### [Aim]
Search the material for the word "Local" and copy each line that holds it.

[Excerpt from a dataset]
◇ ◇ ◇

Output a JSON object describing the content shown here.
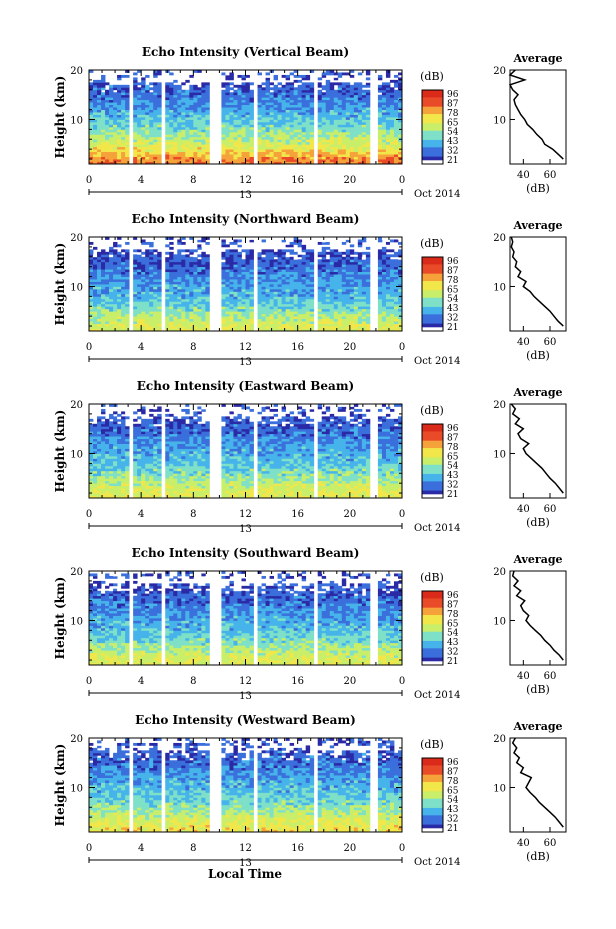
{
  "figure": {
    "x_axis_label": "Local Time",
    "date_label": "Oct 2014",
    "colorbar_unit": "(dB)",
    "colorbar_ticks": [
      "96",
      "87",
      "78",
      "65",
      "54",
      "43",
      "32",
      "21"
    ],
    "colormap": [
      "#ffffff",
      "#2a2aa6",
      "#3a6fdc",
      "#46b4ea",
      "#7fe0c8",
      "#c8ee6a",
      "#f2e74a",
      "#f6a23a",
      "#e94a28",
      "#d92a1a"
    ]
  },
  "chart_data": [
    {
      "type": "heatmap",
      "title": "Echo Intensity (Vertical Beam)",
      "xlabel": "",
      "ylabel": "Height (km)",
      "x_ticks": [
        "0",
        "4",
        "8",
        "12",
        "16",
        "20",
        "0"
      ],
      "day_label": "13",
      "y_ticks": [
        "20",
        "10"
      ],
      "xlim": [
        0,
        24
      ],
      "ylim": [
        1,
        20
      ],
      "data_gaps_hours": [
        [
          3.1,
          3.4
        ],
        [
          5.6,
          5.9
        ],
        [
          9.2,
          10.2
        ],
        [
          12.6,
          13.0
        ],
        [
          17.3,
          17.6
        ],
        [
          21.5,
          22.0
        ]
      ],
      "colorbar_ticks": [
        "96",
        "87",
        "78",
        "65",
        "54",
        "43",
        "32",
        "21"
      ],
      "clim_db": [
        21,
        96
      ],
      "intensity_profile": {
        "height_km": [
          2,
          4,
          6,
          8,
          10,
          12,
          14,
          16,
          18,
          20
        ],
        "db": [
          78,
          66,
          58,
          50,
          45,
          40,
          35,
          32,
          30,
          28
        ]
      },
      "average_profile": {
        "title": "Average",
        "xlabel": "(dB)",
        "x_ticks": [
          "40",
          "60"
        ],
        "y_ticks": [
          "20",
          "10"
        ],
        "xlim": [
          30,
          72
        ],
        "ylim": [
          1,
          20
        ],
        "height_km": [
          2,
          3,
          4,
          5,
          6,
          7,
          8,
          9,
          10,
          11,
          12,
          13,
          14,
          15,
          16,
          17,
          18,
          19,
          20
        ],
        "db": [
          70,
          66,
          62,
          56,
          54,
          50,
          47,
          43,
          41,
          38,
          36,
          34,
          33,
          36,
          32,
          30,
          41,
          30,
          34
        ]
      }
    },
    {
      "type": "heatmap",
      "title": "Echo Intensity (Northward Beam)",
      "xlabel": "",
      "ylabel": "Height (km)",
      "x_ticks": [
        "0",
        "4",
        "8",
        "12",
        "16",
        "20",
        "0"
      ],
      "day_label": "13",
      "y_ticks": [
        "20",
        "10"
      ],
      "xlim": [
        0,
        24
      ],
      "ylim": [
        1,
        20
      ],
      "data_gaps_hours": [
        [
          3.1,
          3.4
        ],
        [
          5.6,
          5.9
        ],
        [
          9.2,
          10.2
        ],
        [
          12.6,
          13.0
        ],
        [
          17.3,
          17.6
        ],
        [
          21.5,
          22.0
        ]
      ],
      "colorbar_ticks": [
        "96",
        "87",
        "78",
        "65",
        "54",
        "43",
        "32",
        "21"
      ],
      "clim_db": [
        21,
        96
      ],
      "intensity_profile": {
        "height_km": [
          2,
          4,
          6,
          8,
          10,
          12,
          14,
          16,
          18,
          20
        ],
        "db": [
          62,
          56,
          48,
          43,
          40,
          36,
          32,
          30,
          28,
          26
        ]
      },
      "average_profile": {
        "title": "Average",
        "xlabel": "(dB)",
        "x_ticks": [
          "40",
          "60"
        ],
        "y_ticks": [
          "20",
          "10"
        ],
        "xlim": [
          30,
          72
        ],
        "ylim": [
          1,
          20
        ],
        "height_km": [
          2,
          3,
          4,
          5,
          6,
          7,
          8,
          9,
          10,
          11,
          12,
          13,
          14,
          15,
          16,
          17,
          18,
          19,
          20
        ],
        "db": [
          70,
          66,
          63,
          60,
          56,
          52,
          48,
          45,
          40,
          42,
          36,
          38,
          34,
          35,
          32,
          33,
          31,
          32,
          31
        ]
      }
    },
    {
      "type": "heatmap",
      "title": "Echo Intensity (Eastward Beam)",
      "xlabel": "",
      "ylabel": "Height (km)",
      "x_ticks": [
        "0",
        "4",
        "8",
        "12",
        "16",
        "20",
        "0"
      ],
      "day_label": "13",
      "y_ticks": [
        "20",
        "10"
      ],
      "xlim": [
        0,
        24
      ],
      "ylim": [
        1,
        20
      ],
      "data_gaps_hours": [
        [
          3.1,
          3.4
        ],
        [
          5.6,
          5.9
        ],
        [
          9.2,
          10.2
        ],
        [
          12.6,
          13.0
        ],
        [
          17.3,
          17.6
        ],
        [
          21.5,
          22.0
        ]
      ],
      "colorbar_ticks": [
        "96",
        "87",
        "78",
        "65",
        "54",
        "43",
        "32",
        "21"
      ],
      "clim_db": [
        21,
        96
      ],
      "intensity_profile": {
        "height_km": [
          2,
          4,
          6,
          8,
          10,
          12,
          14,
          16,
          18,
          20
        ],
        "db": [
          64,
          58,
          50,
          45,
          42,
          38,
          34,
          31,
          29,
          27
        ]
      },
      "average_profile": {
        "title": "Average",
        "xlabel": "(dB)",
        "x_ticks": [
          "40",
          "60"
        ],
        "y_ticks": [
          "20",
          "10"
        ],
        "xlim": [
          30,
          72
        ],
        "ylim": [
          1,
          20
        ],
        "height_km": [
          2,
          3,
          4,
          5,
          6,
          7,
          8,
          9,
          10,
          11,
          12,
          13,
          14,
          15,
          16,
          17,
          18,
          19,
          20
        ],
        "db": [
          70,
          67,
          64,
          60,
          57,
          54,
          50,
          46,
          42,
          40,
          44,
          38,
          36,
          40,
          34,
          37,
          32,
          34,
          31
        ]
      }
    },
    {
      "type": "heatmap",
      "title": "Echo Intensity (Southward Beam)",
      "xlabel": "",
      "ylabel": "Height (km)",
      "x_ticks": [
        "0",
        "4",
        "8",
        "12",
        "16",
        "20",
        "0"
      ],
      "day_label": "13",
      "y_ticks": [
        "20",
        "10"
      ],
      "xlim": [
        0,
        24
      ],
      "ylim": [
        1,
        20
      ],
      "data_gaps_hours": [
        [
          3.1,
          3.4
        ],
        [
          5.6,
          5.9
        ],
        [
          9.2,
          10.2
        ],
        [
          12.6,
          13.0
        ],
        [
          17.3,
          17.6
        ],
        [
          21.5,
          22.0
        ]
      ],
      "colorbar_ticks": [
        "96",
        "87",
        "78",
        "65",
        "54",
        "43",
        "32",
        "21"
      ],
      "clim_db": [
        21,
        96
      ],
      "intensity_profile": {
        "height_km": [
          2,
          4,
          6,
          8,
          10,
          12,
          14,
          16,
          18,
          20
        ],
        "db": [
          63,
          57,
          49,
          44,
          41,
          37,
          33,
          30,
          28,
          26
        ]
      },
      "average_profile": {
        "title": "Average",
        "xlabel": "(dB)",
        "x_ticks": [
          "40",
          "60"
        ],
        "y_ticks": [
          "20",
          "10"
        ],
        "xlim": [
          30,
          72
        ],
        "ylim": [
          1,
          20
        ],
        "height_km": [
          2,
          3,
          4,
          5,
          6,
          7,
          8,
          9,
          10,
          11,
          12,
          13,
          14,
          15,
          16,
          17,
          18,
          19,
          20
        ],
        "db": [
          70,
          67,
          63,
          60,
          56,
          53,
          49,
          45,
          42,
          44,
          40,
          38,
          41,
          35,
          38,
          33,
          36,
          32,
          33
        ]
      }
    },
    {
      "type": "heatmap",
      "title": "Echo Intensity (Westward Beam)",
      "xlabel": "Local Time",
      "ylabel": "Height (km)",
      "x_ticks": [
        "0",
        "4",
        "8",
        "12",
        "16",
        "20",
        "0"
      ],
      "day_label": "13",
      "y_ticks": [
        "20",
        "10"
      ],
      "xlim": [
        0,
        24
      ],
      "ylim": [
        1,
        20
      ],
      "data_gaps_hours": [
        [
          3.1,
          3.4
        ],
        [
          5.6,
          5.9
        ],
        [
          9.2,
          10.2
        ],
        [
          12.6,
          13.0
        ],
        [
          17.3,
          17.6
        ],
        [
          21.5,
          22.0
        ]
      ],
      "colorbar_ticks": [
        "96",
        "87",
        "78",
        "65",
        "54",
        "43",
        "32",
        "21"
      ],
      "clim_db": [
        21,
        96
      ],
      "intensity_profile": {
        "height_km": [
          2,
          4,
          6,
          8,
          10,
          12,
          14,
          16,
          18,
          20
        ],
        "db": [
          66,
          60,
          52,
          46,
          43,
          39,
          35,
          32,
          30,
          27
        ]
      },
      "average_profile": {
        "title": "Average",
        "xlabel": "(dB)",
        "x_ticks": [
          "40",
          "60"
        ],
        "y_ticks": [
          "20",
          "10"
        ],
        "xlim": [
          30,
          72
        ],
        "ylim": [
          1,
          20
        ],
        "height_km": [
          2,
          3,
          4,
          5,
          6,
          7,
          8,
          9,
          10,
          11,
          12,
          13,
          14,
          15,
          16,
          17,
          18,
          19,
          20
        ],
        "db": [
          70,
          67,
          64,
          60,
          56,
          52,
          49,
          45,
          42,
          44,
          46,
          38,
          40,
          35,
          37,
          33,
          35,
          32,
          34
        ]
      }
    }
  ]
}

◇ ◇ ◇

### [Response below]
    "x_axis_label": "Local Time",
      "xlabel": "Local Time",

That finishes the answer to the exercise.